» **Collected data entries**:
===============

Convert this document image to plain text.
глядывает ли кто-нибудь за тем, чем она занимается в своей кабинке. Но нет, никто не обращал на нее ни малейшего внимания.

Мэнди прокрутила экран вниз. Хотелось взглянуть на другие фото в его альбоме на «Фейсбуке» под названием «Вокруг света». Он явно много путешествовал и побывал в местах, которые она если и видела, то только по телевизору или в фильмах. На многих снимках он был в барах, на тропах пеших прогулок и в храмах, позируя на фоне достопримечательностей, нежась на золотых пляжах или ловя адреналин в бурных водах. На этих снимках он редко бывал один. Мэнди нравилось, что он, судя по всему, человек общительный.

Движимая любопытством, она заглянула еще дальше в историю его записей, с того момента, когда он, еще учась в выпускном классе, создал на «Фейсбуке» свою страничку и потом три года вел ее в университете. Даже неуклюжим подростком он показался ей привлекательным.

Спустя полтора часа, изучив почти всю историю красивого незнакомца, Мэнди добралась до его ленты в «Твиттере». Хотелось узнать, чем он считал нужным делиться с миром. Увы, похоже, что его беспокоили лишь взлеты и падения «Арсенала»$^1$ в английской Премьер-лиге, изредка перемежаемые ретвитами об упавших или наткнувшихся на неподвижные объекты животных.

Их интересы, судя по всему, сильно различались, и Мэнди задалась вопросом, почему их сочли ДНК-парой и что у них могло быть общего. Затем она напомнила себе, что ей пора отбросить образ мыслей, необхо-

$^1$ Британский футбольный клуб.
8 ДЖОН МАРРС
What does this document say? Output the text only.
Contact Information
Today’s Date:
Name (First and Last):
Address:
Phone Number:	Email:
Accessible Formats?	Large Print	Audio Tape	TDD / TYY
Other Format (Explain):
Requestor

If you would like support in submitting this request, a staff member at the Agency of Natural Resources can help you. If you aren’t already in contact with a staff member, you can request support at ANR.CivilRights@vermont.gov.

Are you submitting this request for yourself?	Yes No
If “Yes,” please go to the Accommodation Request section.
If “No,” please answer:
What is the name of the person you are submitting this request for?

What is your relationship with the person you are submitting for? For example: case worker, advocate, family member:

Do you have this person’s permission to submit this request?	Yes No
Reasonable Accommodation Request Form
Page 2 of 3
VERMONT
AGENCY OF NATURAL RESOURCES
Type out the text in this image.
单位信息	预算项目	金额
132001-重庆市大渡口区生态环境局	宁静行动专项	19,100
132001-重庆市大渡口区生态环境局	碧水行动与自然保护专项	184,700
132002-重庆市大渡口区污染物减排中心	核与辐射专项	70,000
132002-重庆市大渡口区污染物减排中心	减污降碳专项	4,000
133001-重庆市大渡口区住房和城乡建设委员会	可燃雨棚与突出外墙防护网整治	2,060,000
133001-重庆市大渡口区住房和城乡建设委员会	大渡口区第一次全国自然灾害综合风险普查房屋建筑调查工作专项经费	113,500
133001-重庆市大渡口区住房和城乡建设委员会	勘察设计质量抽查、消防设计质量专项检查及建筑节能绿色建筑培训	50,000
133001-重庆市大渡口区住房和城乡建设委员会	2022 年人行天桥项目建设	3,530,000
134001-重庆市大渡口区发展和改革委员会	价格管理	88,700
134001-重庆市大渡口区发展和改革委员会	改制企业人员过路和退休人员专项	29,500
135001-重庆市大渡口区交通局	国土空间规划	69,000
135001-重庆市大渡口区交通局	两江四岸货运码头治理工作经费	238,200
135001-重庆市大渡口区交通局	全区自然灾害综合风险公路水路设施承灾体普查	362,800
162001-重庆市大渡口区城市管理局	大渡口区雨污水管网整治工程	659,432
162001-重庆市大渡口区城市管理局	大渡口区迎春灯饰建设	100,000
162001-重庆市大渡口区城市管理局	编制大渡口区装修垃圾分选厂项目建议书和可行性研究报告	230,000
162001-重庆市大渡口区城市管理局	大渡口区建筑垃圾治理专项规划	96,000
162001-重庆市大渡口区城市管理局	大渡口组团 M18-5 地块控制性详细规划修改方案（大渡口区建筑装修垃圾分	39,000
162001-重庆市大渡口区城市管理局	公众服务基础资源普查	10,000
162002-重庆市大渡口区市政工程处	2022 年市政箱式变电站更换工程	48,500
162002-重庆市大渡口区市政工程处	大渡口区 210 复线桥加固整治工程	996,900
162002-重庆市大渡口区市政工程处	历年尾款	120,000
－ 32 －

===============

Write down all the entries again without a single difference.

Convert this document image to plain text.
глядывает ли кто-нибудь за тем, чем она занимается в своей кабинке. Но нет, никто не обращал на нее ни малейшего внимания.

Мэнди прокрутила экран вниз. Хотелось взглянуть на другие фото в его альбоме на «Фейсбуке» под названием «Вокруг света». Он явно много путешествовал и побывал в местах, которые она если и видела, то только по телевизору или в фильмах. На многих снимках он был в барах, на тропах пеших прогулок и в храмах, позируя на фоне достопримечательностей, нежась на золотых пляжах или ловя адреналин в бурных водах. На этих снимках он редко бывал один. Мэнди нравилось, что он, судя по всему, человек общительный.

Движимая любопытством, она заглянула еще дальше в историю его записей, с того момента, когда он, еще учась в выпускном классе, создал на «Фейсбуке» свою страничку и потом три года вел ее в университете. Даже неуклюжим подростком он показался ей привлекательным.

Спустя полтора часа, изучив почти всю историю красивого незнакомца, Мэнди добралась до его ленты в «Твиттере». Хотелось узнать, чем он считал нужным делиться с миром. Увы, похоже, что его беспокоили лишь взлеты и падения «Арсенала»$^1$ в английской Премьер-лиге, изредка перемежаемые ретвитами об упавших или наткнувшихся на неподвижные объекты животных.

Их интересы, судя по всему, сильно различались, и Мэнди задалась вопросом, почему их сочли ДНК-парой и что у них могло быть общего. Затем она напомнила себе, что ей пора отбросить образ мыслей, необхо-

$^1$ Британский футбольный клуб.
8 ДЖОН МАРРС
What does this document say? Output the text only.
Contact Information
Today’s Date:
Name (First and Last):
Address:
Phone Number:	Email:
Accessible Formats?	Large Print	Audio Tape	TDD / TYY
Other Format (Explain):
Requestor

If you would like support in submitting this request, a staff member at the Agency of Natural Resources can help you. If you aren’t already in contact with a staff member, you can request support at ANR.CivilRights@vermont.gov.

Are you submitting this request for yourself?	Yes No
If “Yes,” please go to the Accommodation Request section.
If “No,” please answer:
What is the name of the person you are submitting this request for?

What is your relationship with the person you are submitting for? For example: case worker, advocate, family member:

Do you have this person’s permission to submit this request?	Yes No
Reasonable Accommodation Request Form
Page 2 of 3
VERMONT
AGENCY OF NATURAL RESOURCES
Type out the text in this image.
单位信息	预算项目	金额
132001-重庆市大渡口区生态环境局	宁静行动专项	19,100
132001-重庆市大渡口区生态环境局	碧水行动与自然保护专项	184,700
132002-重庆市大渡口区污染物减排中心	核与辐射专项	70,000
132002-重庆市大渡口区污染物减排中心	减污降碳专项	4,000
133001-重庆市大渡口区住房和城乡建设委员会	可燃雨棚与突出外墙防护网整治	2,060,000
133001-重庆市大渡口区住房和城乡建设委员会	大渡口区第一次全国自然灾害综合风险普查房屋建筑调查工作专项经费	113,500
133001-重庆市大渡口区住房和城乡建设委员会	勘察设计质量抽查、消防设计质量专项检查及建筑节能绿色建筑培训	50,000
133001-重庆市大渡口区住房和城乡建设委员会	2022 年人行天桥项目建设	3,530,000
134001-重庆市大渡口区发展和改革委员会	价格管理	88,700
134001-重庆市大渡口区发展和改革委员会	改制企业人员过路和退休人员专项	29,500
135001-重庆市大渡口区交通局	国土空间规划	69,000
135001-重庆市大渡口区交通局	两江四岸货运码头治理工作经费	238,200
135001-重庆市大渡口区交通局	全区自然灾害综合风险公路水路设施承灾体普查	362,800
162001-重庆市大渡口区城市管理局	大渡口区雨污水管网整治工程	659,432
162001-重庆市大渡口区城市管理局	大渡口区迎春灯饰建设	100,000
162001-重庆市大渡口区城市管理局	编制大渡口区装修垃圾分选厂项目建议书和可行性研究报告	230,000
162001-重庆市大渡口区城市管理局	大渡口区建筑垃圾治理专项规划	96,000
162001-重庆市大渡口区城市管理局	大渡口组团 M18-5 地块控制性详细规划修改方案（大渡口区建筑装修垃圾分	39,000
162001-重庆市大渡口区城市管理局	公众服务基础资源普查	10,000
162002-重庆市大渡口区市政工程处	2022 年市政箱式变电站更换工程	48,500
162002-重庆市大渡口区市政工程处	大渡口区 210 复线桥加固整治工程	996,900
162002-重庆市大渡口区市政工程处	历年尾款	120,000
－ 32 －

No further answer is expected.